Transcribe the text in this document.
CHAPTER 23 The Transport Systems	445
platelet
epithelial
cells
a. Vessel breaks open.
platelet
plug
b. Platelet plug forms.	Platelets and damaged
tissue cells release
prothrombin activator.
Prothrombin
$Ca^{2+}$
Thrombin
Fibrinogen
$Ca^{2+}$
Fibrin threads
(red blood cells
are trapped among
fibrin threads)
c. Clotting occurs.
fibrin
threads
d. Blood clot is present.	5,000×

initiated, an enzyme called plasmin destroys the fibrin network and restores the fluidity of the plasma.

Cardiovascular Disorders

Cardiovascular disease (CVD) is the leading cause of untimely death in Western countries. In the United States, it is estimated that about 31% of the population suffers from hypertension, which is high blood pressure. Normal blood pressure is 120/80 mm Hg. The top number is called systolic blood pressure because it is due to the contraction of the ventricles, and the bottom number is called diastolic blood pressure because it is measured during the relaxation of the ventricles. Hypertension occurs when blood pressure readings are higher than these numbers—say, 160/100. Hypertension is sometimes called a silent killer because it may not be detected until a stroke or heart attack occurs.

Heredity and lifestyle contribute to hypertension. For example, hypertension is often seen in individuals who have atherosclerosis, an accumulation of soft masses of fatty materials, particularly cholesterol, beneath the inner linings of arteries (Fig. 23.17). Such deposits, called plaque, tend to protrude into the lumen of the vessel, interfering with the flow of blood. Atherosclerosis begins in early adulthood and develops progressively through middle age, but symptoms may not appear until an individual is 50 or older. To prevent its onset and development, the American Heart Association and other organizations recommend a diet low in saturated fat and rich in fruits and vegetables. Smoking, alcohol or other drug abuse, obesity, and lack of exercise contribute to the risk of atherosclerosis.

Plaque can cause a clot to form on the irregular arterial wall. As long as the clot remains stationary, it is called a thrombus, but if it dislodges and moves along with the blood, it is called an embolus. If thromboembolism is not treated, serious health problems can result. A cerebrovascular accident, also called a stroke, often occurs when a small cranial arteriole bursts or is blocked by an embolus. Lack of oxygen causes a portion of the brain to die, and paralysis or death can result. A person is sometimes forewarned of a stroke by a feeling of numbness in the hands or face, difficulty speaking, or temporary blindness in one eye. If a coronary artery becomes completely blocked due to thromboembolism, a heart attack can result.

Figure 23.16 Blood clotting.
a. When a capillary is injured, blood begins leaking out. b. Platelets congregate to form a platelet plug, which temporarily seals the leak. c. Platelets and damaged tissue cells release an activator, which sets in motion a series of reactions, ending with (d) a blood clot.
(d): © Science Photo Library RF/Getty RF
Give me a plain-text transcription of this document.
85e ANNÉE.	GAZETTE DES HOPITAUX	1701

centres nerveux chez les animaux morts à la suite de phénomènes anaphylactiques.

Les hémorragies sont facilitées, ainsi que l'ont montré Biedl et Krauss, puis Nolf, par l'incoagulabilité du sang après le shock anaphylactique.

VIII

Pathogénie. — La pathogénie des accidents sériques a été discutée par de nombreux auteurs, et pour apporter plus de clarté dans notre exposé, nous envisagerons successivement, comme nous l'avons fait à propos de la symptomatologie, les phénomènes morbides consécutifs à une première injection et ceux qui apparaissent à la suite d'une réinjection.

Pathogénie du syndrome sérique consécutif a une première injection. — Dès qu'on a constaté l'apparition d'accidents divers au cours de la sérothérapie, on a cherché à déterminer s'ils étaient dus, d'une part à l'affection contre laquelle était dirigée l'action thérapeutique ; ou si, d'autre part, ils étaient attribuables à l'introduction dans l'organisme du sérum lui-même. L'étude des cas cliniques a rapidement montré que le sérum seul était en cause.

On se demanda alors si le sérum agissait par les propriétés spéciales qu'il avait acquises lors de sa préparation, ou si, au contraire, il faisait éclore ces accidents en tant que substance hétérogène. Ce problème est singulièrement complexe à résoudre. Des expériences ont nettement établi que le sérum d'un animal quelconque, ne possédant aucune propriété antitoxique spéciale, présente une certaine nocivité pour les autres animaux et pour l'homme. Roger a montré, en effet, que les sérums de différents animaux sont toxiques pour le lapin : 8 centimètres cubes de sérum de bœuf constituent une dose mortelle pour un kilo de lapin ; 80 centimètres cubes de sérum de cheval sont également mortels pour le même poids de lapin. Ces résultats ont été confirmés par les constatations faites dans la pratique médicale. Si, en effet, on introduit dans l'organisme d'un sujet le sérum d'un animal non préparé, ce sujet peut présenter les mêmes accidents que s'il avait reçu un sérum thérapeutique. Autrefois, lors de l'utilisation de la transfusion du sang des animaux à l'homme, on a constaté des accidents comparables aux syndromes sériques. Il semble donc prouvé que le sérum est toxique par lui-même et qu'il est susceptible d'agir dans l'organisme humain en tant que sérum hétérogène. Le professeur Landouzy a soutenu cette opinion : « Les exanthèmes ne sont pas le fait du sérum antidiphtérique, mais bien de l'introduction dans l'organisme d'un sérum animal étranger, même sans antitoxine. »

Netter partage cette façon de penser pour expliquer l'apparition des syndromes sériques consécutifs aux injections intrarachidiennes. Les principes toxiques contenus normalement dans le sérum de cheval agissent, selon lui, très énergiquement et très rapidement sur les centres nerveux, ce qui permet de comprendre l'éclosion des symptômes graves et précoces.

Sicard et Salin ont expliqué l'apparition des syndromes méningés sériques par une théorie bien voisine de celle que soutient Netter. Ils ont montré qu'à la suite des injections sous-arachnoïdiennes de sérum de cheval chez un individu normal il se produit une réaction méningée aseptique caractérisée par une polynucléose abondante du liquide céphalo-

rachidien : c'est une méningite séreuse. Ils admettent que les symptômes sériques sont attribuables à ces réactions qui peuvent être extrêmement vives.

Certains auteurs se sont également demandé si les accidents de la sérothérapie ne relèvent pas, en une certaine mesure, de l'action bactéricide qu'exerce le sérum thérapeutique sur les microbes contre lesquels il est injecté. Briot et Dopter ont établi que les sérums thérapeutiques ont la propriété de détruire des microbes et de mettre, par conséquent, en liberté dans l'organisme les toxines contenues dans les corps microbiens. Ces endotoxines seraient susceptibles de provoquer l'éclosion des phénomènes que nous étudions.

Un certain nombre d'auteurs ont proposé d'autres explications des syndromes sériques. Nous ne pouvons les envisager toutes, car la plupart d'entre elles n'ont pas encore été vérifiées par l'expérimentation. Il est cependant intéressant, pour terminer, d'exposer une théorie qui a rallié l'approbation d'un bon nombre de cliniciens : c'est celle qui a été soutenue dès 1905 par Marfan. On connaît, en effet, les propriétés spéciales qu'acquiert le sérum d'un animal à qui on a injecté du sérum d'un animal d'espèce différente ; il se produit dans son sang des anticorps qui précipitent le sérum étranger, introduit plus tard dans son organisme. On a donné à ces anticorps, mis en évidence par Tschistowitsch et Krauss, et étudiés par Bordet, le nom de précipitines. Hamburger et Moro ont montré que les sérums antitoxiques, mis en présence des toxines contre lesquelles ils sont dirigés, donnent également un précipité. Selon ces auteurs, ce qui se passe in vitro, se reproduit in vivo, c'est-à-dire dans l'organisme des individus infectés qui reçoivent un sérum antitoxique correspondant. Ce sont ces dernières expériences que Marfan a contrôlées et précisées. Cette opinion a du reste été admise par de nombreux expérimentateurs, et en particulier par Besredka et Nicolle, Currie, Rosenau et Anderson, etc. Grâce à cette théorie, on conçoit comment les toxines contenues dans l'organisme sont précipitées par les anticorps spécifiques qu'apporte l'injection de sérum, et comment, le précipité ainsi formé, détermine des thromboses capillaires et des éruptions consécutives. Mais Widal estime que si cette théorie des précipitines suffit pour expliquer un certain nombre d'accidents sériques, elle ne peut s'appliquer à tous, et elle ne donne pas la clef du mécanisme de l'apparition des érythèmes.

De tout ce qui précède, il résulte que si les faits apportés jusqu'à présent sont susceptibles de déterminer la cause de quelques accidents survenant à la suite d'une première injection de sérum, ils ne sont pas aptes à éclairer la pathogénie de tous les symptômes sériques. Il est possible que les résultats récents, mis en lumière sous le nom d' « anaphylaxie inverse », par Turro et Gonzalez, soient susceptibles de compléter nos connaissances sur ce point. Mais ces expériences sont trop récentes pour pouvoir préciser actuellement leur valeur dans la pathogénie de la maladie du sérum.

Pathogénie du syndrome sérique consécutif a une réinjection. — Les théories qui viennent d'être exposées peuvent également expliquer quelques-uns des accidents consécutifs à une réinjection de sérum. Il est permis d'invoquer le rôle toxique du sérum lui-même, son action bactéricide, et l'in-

::::

_What needs to be done_.
Count how many lines in the data above hold the string "phénomènes", and give the number with no other words.

_Exercise result_.
3